| Instructions for the task |
Pull out every line below containing the word "battery".
— Begin —
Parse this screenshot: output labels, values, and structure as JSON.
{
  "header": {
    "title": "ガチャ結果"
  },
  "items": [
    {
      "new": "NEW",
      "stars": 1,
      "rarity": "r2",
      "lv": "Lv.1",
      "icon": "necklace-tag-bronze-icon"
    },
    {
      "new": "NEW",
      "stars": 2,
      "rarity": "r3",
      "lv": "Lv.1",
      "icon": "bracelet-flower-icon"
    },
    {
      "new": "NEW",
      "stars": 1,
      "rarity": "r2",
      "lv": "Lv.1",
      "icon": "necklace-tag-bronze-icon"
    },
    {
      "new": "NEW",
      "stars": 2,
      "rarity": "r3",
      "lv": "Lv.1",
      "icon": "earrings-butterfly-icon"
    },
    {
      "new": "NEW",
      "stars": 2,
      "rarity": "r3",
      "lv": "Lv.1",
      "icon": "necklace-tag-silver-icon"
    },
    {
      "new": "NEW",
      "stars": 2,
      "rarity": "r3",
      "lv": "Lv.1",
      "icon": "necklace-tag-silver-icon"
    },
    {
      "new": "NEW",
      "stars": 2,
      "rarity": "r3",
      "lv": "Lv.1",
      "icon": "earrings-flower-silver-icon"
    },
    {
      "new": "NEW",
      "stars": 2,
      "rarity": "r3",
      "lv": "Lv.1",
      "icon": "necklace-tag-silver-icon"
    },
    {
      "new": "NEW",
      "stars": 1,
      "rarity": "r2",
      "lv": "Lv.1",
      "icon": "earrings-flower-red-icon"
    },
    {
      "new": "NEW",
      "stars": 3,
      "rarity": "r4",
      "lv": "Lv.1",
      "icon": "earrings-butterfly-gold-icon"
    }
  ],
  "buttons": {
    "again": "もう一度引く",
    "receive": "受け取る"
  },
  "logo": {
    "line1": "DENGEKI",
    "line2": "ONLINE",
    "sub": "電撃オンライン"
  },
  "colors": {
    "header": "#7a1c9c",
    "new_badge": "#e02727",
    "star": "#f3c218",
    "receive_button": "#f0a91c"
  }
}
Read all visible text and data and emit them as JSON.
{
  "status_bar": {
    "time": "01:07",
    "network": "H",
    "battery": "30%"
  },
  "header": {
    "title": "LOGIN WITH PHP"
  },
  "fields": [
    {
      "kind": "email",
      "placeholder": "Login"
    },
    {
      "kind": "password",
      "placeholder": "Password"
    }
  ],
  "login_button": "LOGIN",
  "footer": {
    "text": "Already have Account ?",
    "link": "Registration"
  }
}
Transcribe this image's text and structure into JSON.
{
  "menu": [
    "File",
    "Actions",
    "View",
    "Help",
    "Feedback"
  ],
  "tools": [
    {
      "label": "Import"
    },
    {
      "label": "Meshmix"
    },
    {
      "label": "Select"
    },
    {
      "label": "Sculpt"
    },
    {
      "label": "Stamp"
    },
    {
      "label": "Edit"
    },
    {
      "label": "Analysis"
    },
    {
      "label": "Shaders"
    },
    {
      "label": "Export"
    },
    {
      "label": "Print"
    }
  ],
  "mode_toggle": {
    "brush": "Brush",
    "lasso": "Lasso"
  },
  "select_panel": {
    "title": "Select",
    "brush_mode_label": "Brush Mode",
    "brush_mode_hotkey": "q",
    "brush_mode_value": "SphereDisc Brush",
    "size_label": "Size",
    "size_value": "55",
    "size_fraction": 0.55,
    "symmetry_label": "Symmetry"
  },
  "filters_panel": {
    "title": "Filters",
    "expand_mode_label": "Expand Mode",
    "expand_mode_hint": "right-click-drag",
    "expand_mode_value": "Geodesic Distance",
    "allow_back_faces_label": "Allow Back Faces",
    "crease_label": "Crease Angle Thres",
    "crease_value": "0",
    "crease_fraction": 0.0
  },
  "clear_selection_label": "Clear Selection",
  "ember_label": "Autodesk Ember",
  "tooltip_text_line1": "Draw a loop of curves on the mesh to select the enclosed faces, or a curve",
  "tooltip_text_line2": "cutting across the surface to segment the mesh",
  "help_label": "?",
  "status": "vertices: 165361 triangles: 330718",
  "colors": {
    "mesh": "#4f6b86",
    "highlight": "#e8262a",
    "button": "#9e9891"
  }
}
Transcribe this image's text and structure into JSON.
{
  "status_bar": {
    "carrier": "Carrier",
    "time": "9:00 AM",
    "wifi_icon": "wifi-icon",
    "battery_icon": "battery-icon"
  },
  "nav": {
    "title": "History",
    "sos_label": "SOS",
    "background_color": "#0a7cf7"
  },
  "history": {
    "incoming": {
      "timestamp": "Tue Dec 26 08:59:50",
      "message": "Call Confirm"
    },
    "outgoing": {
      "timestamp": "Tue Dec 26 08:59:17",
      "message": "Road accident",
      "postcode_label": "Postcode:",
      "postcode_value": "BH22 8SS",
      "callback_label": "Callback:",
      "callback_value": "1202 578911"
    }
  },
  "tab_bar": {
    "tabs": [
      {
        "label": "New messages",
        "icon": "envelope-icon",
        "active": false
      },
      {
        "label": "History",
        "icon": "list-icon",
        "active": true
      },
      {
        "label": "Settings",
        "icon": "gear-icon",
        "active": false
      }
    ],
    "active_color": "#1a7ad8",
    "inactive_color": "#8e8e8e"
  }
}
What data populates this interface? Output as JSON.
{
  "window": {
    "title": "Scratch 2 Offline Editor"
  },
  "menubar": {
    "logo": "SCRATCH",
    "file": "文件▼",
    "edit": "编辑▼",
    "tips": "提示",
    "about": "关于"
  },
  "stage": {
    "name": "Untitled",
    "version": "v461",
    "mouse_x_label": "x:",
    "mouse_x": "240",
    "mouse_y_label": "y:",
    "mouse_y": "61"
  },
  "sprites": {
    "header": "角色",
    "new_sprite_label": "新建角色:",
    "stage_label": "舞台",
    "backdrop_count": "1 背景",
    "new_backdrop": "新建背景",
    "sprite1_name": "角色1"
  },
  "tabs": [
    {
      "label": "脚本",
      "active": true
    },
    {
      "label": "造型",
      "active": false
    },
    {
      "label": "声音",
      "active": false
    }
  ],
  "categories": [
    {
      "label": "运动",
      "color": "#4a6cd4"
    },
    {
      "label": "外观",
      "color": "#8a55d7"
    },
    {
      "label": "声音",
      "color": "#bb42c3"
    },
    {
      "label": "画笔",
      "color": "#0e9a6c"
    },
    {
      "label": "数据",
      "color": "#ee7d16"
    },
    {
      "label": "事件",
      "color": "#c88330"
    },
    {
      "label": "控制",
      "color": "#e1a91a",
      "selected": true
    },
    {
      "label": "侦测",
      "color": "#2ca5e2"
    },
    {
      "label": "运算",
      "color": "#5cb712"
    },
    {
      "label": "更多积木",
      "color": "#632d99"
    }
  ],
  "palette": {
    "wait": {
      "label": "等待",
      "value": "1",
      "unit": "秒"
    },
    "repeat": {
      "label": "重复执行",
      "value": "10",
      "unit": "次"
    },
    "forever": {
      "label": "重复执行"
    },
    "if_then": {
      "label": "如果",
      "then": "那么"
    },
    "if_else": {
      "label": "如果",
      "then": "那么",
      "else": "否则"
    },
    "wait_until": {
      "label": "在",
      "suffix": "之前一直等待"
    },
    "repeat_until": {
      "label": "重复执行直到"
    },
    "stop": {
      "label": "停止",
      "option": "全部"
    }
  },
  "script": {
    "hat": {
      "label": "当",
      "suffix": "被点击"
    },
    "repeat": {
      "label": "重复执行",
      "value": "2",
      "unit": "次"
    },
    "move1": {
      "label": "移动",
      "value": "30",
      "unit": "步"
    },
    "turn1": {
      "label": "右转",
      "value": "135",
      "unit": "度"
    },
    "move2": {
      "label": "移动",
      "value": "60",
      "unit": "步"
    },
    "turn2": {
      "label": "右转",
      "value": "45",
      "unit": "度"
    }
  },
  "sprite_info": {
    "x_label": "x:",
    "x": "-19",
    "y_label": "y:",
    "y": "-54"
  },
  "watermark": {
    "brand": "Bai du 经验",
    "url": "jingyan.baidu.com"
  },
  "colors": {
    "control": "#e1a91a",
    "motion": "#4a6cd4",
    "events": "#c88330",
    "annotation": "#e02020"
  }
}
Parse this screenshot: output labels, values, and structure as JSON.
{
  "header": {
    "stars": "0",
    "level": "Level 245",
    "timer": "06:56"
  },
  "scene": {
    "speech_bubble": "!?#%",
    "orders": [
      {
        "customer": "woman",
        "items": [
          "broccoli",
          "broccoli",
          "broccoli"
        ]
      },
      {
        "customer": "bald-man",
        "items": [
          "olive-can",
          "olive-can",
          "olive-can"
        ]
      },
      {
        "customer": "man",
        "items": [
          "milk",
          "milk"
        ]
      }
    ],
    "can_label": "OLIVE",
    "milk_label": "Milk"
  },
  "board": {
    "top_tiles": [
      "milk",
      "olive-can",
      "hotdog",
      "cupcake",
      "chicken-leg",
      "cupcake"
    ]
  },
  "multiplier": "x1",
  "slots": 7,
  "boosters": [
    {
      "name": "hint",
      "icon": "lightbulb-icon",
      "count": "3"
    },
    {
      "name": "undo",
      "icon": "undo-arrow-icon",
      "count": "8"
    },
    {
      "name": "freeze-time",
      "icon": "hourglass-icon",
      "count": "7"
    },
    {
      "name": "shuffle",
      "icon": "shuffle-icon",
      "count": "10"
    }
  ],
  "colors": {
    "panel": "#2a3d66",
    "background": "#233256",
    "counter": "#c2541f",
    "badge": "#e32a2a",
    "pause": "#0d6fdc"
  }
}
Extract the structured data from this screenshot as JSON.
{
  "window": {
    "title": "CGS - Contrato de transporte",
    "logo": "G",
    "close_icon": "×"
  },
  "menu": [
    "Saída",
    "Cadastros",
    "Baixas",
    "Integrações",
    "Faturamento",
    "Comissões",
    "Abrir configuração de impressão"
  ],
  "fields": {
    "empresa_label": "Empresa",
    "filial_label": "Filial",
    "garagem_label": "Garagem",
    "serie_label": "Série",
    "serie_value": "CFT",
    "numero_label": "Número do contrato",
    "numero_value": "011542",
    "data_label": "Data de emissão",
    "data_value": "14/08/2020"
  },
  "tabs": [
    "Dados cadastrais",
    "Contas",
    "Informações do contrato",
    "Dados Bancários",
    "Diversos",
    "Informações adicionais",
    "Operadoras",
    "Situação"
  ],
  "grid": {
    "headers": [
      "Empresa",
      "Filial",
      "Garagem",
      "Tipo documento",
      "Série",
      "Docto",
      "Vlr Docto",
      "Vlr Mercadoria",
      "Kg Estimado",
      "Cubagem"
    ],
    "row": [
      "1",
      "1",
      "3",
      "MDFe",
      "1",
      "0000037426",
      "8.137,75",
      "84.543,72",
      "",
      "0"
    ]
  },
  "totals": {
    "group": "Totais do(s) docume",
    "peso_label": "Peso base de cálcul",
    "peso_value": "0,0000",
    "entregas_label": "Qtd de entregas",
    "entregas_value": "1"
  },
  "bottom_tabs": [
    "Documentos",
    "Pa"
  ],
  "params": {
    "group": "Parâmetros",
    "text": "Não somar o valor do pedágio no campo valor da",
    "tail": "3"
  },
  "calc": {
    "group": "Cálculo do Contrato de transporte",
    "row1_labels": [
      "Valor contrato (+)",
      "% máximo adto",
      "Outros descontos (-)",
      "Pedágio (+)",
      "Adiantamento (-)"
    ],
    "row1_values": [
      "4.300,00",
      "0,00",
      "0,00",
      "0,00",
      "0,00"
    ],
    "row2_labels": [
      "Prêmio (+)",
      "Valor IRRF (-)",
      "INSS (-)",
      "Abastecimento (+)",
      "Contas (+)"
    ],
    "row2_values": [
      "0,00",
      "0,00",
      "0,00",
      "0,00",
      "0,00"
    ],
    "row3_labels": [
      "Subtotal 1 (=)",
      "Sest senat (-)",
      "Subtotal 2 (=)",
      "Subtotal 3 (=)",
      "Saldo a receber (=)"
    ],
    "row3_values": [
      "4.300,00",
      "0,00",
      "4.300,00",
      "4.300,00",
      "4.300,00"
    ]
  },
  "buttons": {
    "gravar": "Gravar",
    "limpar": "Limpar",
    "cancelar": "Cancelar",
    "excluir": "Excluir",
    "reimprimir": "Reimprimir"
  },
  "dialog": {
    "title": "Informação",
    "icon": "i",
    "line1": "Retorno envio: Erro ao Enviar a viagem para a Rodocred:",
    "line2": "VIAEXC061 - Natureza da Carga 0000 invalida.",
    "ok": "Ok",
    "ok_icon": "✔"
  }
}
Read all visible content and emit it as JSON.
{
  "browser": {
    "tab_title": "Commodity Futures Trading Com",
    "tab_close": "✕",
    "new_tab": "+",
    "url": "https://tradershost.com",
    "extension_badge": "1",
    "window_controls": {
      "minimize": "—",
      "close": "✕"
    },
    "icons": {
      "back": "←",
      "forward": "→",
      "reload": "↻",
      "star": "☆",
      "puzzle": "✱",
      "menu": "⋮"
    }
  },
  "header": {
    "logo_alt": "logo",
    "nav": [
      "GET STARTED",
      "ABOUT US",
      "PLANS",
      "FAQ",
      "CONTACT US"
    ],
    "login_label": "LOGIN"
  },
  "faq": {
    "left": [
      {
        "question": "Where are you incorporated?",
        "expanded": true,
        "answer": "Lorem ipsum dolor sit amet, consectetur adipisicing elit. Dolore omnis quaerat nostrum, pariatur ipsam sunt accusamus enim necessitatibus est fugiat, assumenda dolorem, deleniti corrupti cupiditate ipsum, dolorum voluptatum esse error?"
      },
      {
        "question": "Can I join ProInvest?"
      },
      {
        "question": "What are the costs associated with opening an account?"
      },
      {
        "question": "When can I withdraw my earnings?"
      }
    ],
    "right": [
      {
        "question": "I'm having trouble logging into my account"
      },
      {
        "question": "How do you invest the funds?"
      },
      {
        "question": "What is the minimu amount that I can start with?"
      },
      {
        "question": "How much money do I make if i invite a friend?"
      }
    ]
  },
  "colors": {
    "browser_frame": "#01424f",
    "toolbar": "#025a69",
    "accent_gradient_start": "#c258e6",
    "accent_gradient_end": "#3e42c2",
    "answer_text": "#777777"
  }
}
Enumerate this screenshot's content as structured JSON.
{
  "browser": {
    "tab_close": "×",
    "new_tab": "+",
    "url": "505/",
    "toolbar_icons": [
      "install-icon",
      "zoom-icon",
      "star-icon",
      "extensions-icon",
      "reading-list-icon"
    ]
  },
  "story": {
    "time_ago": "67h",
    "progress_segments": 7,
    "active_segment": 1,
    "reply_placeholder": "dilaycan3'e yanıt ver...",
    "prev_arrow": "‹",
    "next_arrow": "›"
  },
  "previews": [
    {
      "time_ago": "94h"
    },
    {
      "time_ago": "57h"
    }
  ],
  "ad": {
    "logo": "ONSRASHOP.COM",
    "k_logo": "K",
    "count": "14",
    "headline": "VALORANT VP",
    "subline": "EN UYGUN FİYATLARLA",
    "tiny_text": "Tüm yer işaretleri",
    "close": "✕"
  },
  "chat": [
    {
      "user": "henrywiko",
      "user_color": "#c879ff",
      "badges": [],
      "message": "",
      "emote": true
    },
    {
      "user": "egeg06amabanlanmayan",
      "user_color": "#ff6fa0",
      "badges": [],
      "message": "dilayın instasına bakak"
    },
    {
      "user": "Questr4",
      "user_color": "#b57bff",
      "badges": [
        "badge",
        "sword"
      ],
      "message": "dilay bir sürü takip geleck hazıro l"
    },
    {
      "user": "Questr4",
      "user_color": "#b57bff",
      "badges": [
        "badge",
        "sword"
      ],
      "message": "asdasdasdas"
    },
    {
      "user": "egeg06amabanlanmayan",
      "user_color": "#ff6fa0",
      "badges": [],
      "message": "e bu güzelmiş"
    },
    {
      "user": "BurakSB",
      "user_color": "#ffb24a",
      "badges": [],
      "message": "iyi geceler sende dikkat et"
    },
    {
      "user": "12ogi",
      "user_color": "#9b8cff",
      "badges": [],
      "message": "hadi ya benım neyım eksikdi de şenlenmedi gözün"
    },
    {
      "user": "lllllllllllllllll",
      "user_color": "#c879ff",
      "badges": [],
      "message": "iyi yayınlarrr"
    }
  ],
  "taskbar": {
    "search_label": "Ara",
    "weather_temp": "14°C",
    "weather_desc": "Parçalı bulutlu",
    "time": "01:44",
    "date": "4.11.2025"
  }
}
— End —
| Full answer |
    "battery": "30%"
    "battery_icon": "battery-icon"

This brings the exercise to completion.